(DATA SUPPLIED)

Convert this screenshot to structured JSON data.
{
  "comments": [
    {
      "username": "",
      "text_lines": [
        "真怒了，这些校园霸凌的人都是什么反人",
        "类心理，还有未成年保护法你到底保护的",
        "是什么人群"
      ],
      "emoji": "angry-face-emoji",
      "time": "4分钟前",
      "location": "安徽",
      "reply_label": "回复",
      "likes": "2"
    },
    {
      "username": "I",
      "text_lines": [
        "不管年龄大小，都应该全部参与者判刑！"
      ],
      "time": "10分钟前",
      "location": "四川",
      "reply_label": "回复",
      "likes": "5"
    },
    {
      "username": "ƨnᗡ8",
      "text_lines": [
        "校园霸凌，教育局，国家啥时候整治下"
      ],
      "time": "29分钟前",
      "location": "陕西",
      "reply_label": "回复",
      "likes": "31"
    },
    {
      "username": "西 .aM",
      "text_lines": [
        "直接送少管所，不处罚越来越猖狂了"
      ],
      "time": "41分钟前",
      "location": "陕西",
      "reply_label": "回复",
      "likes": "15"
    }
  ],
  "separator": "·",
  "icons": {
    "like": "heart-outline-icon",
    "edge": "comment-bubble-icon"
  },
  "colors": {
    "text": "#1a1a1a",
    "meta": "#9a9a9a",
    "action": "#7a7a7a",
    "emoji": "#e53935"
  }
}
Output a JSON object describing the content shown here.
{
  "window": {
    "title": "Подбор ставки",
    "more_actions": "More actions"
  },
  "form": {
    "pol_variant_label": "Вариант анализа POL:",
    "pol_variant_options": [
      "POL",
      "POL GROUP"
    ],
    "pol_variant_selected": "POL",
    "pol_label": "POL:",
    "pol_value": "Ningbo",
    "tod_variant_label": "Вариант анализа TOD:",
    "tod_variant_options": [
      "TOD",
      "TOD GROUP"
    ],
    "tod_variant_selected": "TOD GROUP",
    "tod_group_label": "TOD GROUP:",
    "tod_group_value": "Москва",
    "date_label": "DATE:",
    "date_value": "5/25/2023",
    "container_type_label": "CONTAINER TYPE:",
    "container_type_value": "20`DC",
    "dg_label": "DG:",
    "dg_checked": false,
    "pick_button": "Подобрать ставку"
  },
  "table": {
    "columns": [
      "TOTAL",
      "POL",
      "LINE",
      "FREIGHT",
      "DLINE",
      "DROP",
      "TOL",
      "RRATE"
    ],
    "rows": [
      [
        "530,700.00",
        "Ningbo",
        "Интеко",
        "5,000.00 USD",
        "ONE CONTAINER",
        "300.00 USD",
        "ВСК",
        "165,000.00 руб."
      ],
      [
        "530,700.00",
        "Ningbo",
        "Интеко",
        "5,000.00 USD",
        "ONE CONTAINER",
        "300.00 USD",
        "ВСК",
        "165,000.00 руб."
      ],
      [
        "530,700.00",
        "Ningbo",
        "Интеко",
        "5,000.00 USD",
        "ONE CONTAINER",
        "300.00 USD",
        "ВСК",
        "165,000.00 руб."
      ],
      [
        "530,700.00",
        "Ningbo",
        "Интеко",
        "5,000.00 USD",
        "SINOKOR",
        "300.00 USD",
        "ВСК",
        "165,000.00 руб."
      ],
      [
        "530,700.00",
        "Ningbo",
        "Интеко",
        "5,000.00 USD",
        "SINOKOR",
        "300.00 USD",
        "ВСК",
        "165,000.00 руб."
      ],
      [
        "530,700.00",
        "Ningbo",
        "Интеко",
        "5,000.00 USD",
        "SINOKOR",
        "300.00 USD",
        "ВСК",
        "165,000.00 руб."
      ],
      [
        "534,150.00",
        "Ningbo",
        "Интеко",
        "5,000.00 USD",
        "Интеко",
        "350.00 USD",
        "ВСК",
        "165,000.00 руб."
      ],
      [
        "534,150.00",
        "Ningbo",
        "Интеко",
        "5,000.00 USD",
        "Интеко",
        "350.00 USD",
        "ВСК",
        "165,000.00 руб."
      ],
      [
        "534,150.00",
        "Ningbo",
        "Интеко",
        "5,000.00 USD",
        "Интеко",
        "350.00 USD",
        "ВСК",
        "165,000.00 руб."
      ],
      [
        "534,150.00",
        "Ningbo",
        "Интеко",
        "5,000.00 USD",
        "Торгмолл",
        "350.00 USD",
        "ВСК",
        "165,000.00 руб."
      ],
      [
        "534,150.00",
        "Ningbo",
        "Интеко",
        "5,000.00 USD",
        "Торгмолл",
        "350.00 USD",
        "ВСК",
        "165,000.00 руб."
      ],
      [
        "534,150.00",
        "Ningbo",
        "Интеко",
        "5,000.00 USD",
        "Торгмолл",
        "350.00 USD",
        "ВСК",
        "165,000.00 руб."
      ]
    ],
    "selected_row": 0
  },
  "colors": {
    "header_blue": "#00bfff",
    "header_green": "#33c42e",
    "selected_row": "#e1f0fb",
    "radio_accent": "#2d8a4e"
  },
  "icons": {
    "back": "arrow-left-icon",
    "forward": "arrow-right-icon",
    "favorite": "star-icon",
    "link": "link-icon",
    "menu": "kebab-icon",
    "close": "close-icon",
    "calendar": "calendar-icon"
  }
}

(WORK REQUIRED) Look through the listing above. Pick out each line with "username" and copy it.

(EXPECTED ANSWER)
      "username": "",
      "username": "I",
      "username": "ƨnᗡ8",
      "username": "西 .aM",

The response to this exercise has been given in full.